→ EXERCISE DETAILS:
Please write out the part of the CAMELS-DE metrics notebook below from "for NUTS in" up to and including "df = bl.get_data(camels_id)", character for character.

--- BEGIN PASSAGE TO READ ---

# CAMELS-DE Dataset Metrics

This notebook should be run, after the dataset has been processed, or changes have been made to the processing.
It will generate a number of metrics for the dataset and store plotly JSONs for the Metrics API

In [38]:
from camelsp import Bundesland, util
import plotly.graph_objects as go 
from tqdm import tqdm
import json
import numpy as np
from collections import defaultdict

## Main loop

Run over all datasets and calculate some stuff

In [128]:
# container for a flag tree
ids = ["CAMELS-DE"]
labels = ["CAMELS-DE"]
parents = [""]
values = [0]
all_ = 0

file_exists = []    # count existing trees
file_nuts = []      # count label for nuts

# load all metadata 
metadata = util.get_metadata()

for NUTS in util._NUTS_LVL2_NAMES.keys():
    with Bundesland(NUTS) as bl:
        meta = bl.metadata

        # container to count flags
        w = defaultdict(lambda: 0)
        q = defaultdict(lambda: 0)

        # load all datasets
        for camels_id in tqdm(meta.camels_id.values):
            try:
                df = bl.get_data(camels_id)
                file_exists.append(True)

--- END PASSAGE TO READ ---
--- BEGIN DATA SECTION ---

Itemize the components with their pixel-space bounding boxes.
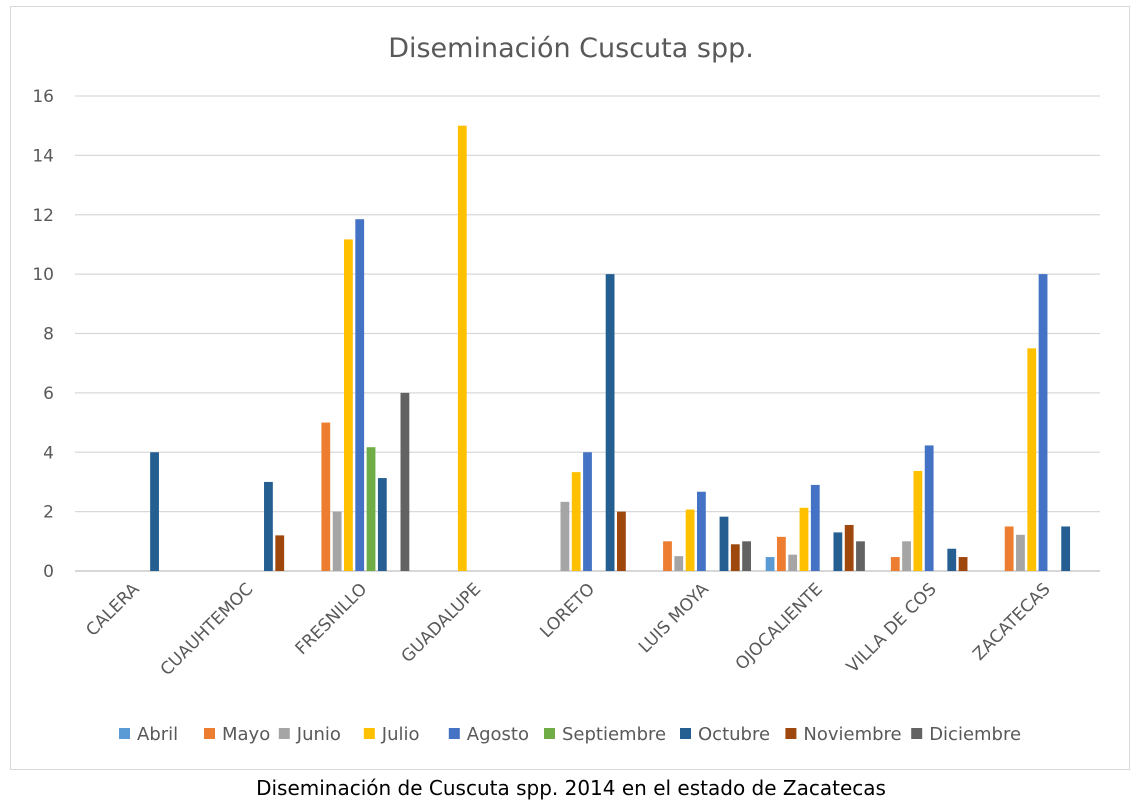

--- END DATA SECTION ---

→ THE REPLY:
for NUTS in util._NUTS_LVL2_NAMES.keys():
    with Bundesland(NUTS) as bl:
        meta = bl.metadata

        # container to count flags
        w = defaultdict(lambda: 0)
        q = defaultdict(lambda: 0)

        # load all datasets
        for camels_id in tqdm(meta.camels_id.values):
            try:
                df = bl.get_data(camels_id)